*Alıştırmanın Amacı:* Aksekilileri anlatan metinde "aksekili iki kardeş" sözleriyle başlayıp "bir karakterin ismi..." sözleriyle sona eren kısmı hiç değiştirmeden yazınız.

• akseki de doğmuş, büyümüş, o topraktan beslenmiş insanlara verilen isim.
    bir de "40 yahudi 1 kayserili, 40 kayserili 1 aksekili" sözünün varlığını doğrulayan, çoğunlukla pratik zekaya sahip, dikkatle yaklaşılması gereken insanlardan sadece birisi.
  • en az kayserililer kadar ekonomi alanında uzmandırlar.. söyle bir hikaye de var bu konuda;

    aksekili iki kardeş kayseri'ye eşek satın almaya gitmiş
    aksekililerin uyanık olduğunu bilen kayserililer bunlara öyle bir oyun oynayalım ki kim daha akıllı öğrensinler demişler. memleketin en yaşlı eşeğini süslemişler püslemişler aksekili kardeşlere uçuk fiyata satmışlar. kayserililer aksekilileri kazıkladıkları için çok sevinmişler. aksekililer köylerine geri dönerken yolda yağmur bastırmış tabii eşeğin boyaları akmış, kardeşlerden biri
    "ulan verdiğimiz paralar sahte olmasaymış bu kayserililer bizi kazıklayacakmış"
  • kadir inanırın baş rolünü oynadığı, ahmet kayanında film müziklerini yaptığı "tatar ramazan" isimli filmde bir karakterin ismi...
  • kendilerine ait ticari dilleri vardır. dışarıdan bir insan onların ticaret hakkında konuştuğunu anlayamaz.
    sigaraya ali kavas derler mesela
  • bir yörenin coğrafi ve iklim şartlarının insan üzerinde ne gibi sosyo-ekonomik değişikliklere sebep olduğunu gösteren en önemli insanlardan biridir.
    akseki'de ne yazık ki çok fazla ekilir, biçilir toprak olmaması ve büyükbaş hayvancılığa da elverişli otlakların olmamasından ötürü insanlar mecburen ticarete atılmışlar ya da okumuşlardır. oysa yine antalya'nın bir başka ilçesi olan korkuteli'nde durum tamtersidir, yöre şartları oldukça elverişli olduğundan okuyan veya ticarete atılan insan sayısı sınırlı kalmıştır. bu yüzden aksekili oldukça ticaret adamı, bakan, bürokrat ve akademisyen çıkmıştır, üzüm festivali meşhurdur, üzümleri oldukça güzeldir, özellikle yöre üzümlerinden yapılan cevizli sucuğun tadını başka hiç bir şeyde kolay kolay bulamazsınız, istanbul'da ise hemen hemen bütün hırdavatçılar (yaklaşık %90 civarı) aksekili'dir.

*Gösterilen Veri:*
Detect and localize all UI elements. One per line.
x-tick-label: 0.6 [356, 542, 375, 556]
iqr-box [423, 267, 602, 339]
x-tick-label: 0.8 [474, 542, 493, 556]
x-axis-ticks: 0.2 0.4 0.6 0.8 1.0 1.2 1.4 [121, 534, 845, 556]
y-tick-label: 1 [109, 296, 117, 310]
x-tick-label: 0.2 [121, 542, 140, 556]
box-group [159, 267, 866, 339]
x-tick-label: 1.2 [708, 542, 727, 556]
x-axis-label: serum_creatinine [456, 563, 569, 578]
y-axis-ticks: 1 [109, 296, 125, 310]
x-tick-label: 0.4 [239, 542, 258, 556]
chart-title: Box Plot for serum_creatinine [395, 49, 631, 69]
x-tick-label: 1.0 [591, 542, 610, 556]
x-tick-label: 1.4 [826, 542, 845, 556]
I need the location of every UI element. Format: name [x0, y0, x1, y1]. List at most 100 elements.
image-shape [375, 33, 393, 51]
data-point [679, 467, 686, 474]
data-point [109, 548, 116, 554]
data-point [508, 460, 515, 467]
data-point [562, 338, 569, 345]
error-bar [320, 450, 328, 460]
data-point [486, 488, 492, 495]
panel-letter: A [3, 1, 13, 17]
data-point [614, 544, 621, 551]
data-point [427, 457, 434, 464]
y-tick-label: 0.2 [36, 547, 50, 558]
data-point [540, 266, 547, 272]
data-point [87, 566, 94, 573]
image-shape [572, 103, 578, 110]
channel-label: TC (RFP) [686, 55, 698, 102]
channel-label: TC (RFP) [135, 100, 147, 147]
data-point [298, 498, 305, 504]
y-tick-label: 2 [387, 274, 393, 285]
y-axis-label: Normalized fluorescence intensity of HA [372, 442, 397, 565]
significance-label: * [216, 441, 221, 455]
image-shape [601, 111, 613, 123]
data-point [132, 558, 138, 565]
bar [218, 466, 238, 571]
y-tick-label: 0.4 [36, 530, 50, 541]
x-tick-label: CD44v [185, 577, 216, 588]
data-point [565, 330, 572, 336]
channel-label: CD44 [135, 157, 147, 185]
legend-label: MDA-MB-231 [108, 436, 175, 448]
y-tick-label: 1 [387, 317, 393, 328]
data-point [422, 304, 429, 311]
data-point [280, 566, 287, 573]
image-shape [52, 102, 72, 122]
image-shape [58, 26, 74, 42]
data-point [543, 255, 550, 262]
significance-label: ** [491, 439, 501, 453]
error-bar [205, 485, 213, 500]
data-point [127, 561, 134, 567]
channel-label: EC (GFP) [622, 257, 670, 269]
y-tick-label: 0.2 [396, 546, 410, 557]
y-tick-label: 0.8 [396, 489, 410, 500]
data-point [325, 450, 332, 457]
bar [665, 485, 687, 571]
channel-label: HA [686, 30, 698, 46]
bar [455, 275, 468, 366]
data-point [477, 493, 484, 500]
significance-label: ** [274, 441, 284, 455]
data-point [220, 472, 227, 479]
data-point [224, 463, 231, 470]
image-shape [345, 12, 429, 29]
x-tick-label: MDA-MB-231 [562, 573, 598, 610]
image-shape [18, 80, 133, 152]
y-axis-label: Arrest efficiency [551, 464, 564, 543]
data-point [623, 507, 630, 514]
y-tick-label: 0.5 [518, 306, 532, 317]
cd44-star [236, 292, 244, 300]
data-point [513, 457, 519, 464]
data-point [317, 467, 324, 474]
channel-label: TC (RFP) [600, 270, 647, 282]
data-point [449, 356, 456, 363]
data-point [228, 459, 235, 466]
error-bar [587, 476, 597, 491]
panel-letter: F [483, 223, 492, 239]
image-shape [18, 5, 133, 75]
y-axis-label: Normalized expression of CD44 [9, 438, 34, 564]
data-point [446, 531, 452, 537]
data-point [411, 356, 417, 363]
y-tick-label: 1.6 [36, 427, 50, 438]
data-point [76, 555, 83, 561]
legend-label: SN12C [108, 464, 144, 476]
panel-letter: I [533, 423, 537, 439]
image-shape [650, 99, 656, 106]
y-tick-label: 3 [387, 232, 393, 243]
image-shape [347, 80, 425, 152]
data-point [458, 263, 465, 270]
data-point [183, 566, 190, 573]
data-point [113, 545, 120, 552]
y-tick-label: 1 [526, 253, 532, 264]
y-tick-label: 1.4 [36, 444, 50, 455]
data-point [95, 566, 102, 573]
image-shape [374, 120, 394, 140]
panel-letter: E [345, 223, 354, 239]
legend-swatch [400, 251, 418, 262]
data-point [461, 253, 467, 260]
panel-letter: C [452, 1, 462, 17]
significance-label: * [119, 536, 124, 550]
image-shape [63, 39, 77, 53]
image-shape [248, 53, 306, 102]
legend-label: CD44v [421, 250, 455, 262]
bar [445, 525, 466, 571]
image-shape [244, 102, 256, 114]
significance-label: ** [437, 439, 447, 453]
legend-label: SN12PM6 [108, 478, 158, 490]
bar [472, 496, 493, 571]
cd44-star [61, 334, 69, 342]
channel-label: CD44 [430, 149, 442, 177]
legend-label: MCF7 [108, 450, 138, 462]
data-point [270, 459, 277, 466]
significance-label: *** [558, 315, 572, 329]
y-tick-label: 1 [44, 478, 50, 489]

*Alıştırma Yanıtı:*
aksekili iki kardeş kayseri'ye eşek satın almaya gitmiş
    aksekililerin uyanık olduğunu bilen kayserililer bunlara öyle bir oyun oynayalım ki kim daha akıllı öğrensinler demişler. memleketin en yaşlı eşeğini süslemişler püslemişler aksekili kardeşlere uçuk fiyata satmışlar. kayserililer aksekilileri kazıkladıkları için çok sevinmişler. aksekililer köylerine geri dönerken yolda yağmur bastırmış tabii eşeğin boyaları akmış, kardeşlerden biri
    "ulan verdiğimiz paralar sahte olmasaymış bu kayserililer bizi kazıklayacakmış"
  • kadir inanırın baş rolünü oynadığı, ahmet kayanında film müziklerini yaptığı "tatar ramazan" isimli filmde bir karakterin ismi...